TASK GOAL:
Every line that contains the word "data" should be copied out.

EXCERPTED RECORDS:
........

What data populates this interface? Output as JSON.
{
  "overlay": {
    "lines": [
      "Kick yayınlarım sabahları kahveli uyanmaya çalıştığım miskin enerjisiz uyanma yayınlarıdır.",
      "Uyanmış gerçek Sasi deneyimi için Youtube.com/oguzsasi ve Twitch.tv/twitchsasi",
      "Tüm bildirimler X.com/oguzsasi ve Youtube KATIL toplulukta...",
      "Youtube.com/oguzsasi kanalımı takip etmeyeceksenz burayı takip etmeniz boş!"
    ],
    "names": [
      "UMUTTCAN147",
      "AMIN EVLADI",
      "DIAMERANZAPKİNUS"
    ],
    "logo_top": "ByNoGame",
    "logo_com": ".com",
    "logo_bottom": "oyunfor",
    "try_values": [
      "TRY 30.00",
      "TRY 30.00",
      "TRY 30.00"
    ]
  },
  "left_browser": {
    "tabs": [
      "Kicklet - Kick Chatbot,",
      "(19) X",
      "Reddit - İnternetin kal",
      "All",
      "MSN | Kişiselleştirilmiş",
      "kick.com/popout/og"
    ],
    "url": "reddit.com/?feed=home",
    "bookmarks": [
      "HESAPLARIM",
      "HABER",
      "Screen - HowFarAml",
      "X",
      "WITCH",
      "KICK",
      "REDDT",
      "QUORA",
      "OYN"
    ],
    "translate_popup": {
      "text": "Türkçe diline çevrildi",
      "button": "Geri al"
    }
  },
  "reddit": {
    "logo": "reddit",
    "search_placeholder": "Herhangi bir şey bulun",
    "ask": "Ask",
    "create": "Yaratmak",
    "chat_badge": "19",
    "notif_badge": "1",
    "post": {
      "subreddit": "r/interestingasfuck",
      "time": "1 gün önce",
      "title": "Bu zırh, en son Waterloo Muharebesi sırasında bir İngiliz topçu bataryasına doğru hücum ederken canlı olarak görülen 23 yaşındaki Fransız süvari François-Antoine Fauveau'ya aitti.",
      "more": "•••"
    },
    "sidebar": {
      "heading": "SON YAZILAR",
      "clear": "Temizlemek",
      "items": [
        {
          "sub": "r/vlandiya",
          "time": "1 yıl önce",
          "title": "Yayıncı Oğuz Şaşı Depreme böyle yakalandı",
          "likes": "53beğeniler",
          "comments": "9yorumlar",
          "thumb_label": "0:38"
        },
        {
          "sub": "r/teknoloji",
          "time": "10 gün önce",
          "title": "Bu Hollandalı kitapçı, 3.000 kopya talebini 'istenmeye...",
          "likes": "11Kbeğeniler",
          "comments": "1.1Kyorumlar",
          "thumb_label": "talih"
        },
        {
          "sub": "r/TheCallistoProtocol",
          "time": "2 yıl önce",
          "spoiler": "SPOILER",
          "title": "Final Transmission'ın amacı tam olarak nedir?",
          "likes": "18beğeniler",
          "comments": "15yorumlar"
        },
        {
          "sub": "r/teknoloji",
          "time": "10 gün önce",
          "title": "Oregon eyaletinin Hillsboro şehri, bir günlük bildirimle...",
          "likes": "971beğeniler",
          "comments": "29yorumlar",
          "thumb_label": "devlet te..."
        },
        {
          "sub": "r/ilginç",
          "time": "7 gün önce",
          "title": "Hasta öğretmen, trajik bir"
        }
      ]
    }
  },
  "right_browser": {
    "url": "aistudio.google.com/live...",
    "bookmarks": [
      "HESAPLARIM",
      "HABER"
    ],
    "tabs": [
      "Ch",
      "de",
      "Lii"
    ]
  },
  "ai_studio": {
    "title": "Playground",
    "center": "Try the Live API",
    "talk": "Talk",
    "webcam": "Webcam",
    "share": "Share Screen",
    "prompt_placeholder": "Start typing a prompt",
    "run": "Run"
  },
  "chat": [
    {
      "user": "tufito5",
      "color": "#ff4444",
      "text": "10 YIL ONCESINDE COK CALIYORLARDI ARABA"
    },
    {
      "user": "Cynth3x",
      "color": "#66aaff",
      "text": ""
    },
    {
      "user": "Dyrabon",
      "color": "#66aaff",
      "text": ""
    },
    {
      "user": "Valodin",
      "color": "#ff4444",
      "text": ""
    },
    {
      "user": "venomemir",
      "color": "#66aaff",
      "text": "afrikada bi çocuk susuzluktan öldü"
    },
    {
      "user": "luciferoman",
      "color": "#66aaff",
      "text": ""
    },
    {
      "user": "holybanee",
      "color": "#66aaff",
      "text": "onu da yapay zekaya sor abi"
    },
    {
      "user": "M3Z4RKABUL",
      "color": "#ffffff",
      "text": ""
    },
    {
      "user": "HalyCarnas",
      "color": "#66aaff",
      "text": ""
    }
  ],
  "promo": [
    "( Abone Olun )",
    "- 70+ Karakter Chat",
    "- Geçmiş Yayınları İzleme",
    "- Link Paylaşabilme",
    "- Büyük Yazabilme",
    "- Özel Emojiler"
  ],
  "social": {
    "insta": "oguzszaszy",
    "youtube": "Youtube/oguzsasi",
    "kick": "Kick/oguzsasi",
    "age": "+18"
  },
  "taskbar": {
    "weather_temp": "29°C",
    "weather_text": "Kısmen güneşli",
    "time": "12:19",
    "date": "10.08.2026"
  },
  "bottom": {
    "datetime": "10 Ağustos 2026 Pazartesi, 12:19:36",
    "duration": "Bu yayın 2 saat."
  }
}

........

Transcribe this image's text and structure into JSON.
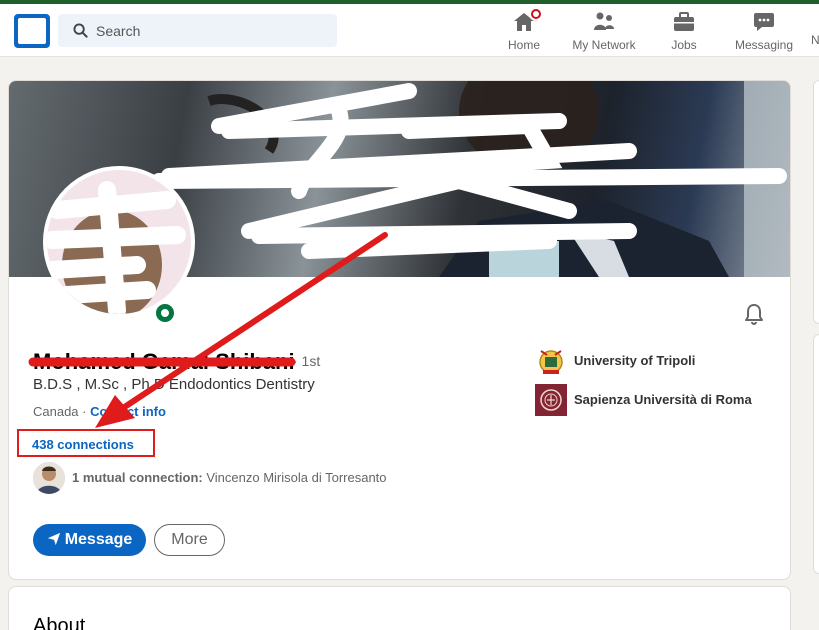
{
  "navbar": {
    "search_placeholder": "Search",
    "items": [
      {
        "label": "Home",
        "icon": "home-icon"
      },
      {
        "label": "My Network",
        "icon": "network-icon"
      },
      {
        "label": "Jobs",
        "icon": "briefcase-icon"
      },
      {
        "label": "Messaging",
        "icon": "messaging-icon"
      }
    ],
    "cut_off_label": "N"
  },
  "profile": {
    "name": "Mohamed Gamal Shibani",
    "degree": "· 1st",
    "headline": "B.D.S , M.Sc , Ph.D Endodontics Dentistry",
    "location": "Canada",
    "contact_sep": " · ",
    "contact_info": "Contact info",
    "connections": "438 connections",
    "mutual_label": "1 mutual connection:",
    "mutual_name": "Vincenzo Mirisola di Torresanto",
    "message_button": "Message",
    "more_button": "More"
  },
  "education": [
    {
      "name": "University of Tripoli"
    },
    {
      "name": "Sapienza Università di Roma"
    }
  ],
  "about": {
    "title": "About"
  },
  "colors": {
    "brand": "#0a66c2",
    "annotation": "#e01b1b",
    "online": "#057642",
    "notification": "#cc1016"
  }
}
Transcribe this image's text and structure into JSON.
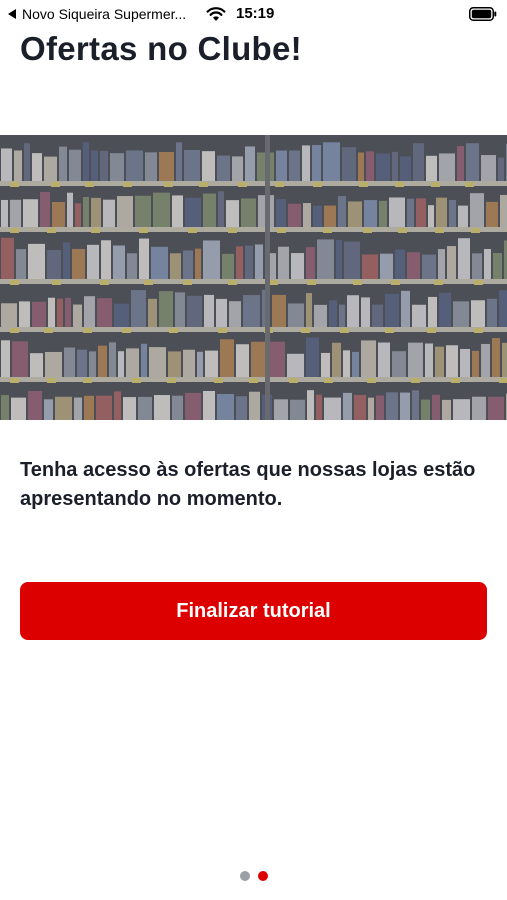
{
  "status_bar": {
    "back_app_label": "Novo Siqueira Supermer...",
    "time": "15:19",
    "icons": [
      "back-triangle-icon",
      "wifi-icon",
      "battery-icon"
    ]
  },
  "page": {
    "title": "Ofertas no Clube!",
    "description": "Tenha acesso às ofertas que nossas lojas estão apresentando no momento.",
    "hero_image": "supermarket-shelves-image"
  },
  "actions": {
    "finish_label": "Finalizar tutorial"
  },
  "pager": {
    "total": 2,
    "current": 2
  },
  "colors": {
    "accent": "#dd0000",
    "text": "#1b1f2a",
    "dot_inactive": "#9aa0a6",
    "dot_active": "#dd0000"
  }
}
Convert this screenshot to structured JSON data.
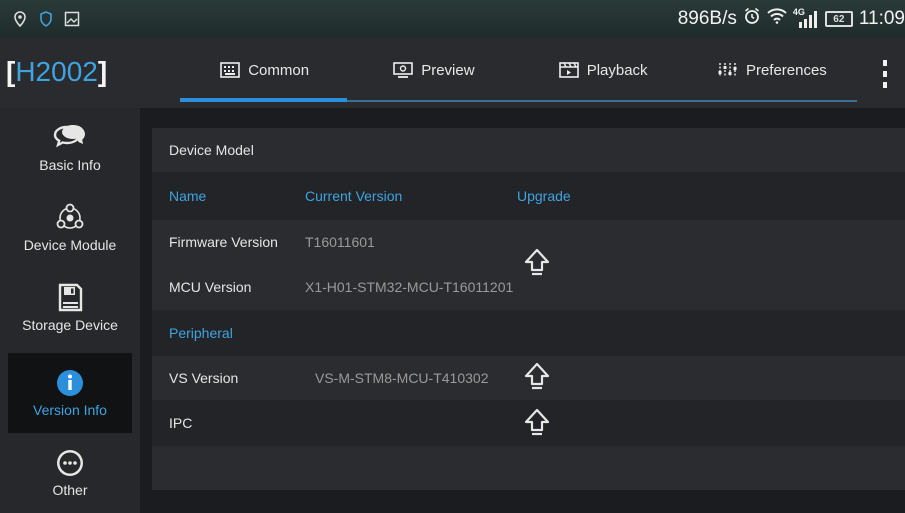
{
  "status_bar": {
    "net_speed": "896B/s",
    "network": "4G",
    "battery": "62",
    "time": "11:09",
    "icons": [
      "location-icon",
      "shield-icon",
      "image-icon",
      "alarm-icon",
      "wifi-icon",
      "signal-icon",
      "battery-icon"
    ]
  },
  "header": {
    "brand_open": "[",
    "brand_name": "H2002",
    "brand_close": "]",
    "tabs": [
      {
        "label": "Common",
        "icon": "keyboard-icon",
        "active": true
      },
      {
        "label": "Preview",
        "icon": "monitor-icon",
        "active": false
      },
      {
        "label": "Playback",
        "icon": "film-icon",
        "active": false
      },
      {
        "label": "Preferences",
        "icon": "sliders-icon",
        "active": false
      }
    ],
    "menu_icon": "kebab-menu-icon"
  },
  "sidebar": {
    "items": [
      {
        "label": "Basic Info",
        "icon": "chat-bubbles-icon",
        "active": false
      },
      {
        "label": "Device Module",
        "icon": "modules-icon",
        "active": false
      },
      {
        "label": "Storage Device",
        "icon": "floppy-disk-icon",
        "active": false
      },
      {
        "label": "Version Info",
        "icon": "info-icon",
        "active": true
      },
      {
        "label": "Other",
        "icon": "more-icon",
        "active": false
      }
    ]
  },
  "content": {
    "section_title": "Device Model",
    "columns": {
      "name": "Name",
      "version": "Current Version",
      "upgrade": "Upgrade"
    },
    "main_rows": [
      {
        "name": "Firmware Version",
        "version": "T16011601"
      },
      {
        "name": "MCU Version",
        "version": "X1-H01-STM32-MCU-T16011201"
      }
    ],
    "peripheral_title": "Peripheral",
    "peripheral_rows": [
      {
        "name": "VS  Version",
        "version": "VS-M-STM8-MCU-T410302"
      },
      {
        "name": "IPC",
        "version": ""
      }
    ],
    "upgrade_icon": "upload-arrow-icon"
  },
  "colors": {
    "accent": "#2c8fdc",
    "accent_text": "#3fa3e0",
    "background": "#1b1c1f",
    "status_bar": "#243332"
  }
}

........

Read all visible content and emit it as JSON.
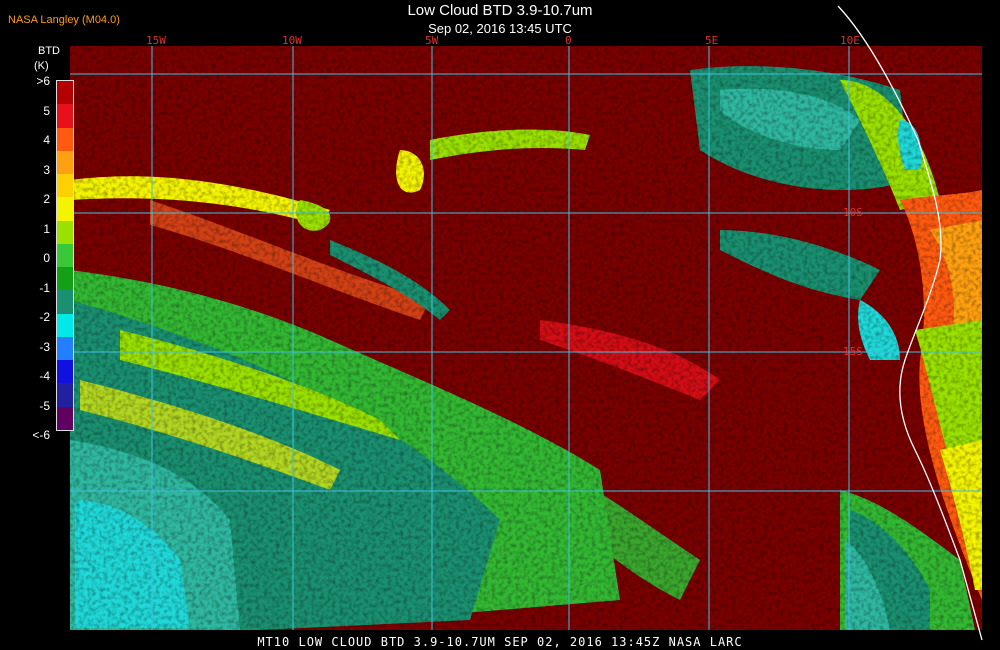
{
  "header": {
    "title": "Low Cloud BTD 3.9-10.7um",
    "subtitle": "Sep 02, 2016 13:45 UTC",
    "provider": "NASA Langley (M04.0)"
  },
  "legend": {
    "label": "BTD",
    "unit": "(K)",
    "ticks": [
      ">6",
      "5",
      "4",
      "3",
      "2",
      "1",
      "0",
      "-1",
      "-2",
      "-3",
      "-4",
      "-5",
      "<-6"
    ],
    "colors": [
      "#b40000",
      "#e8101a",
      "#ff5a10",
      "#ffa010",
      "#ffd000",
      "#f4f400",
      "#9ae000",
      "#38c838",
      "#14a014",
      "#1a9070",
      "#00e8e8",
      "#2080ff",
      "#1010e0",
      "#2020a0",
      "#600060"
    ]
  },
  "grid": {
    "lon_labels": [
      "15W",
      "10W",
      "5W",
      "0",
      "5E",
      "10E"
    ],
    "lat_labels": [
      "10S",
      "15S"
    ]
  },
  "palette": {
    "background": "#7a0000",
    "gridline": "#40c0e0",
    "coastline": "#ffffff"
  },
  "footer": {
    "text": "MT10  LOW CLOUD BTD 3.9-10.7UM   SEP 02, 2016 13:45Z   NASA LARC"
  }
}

........

RESULT OF THE EXERCISE:
What data populates this interface? Output as JSON.
Convert this screenshot to structured JSON data.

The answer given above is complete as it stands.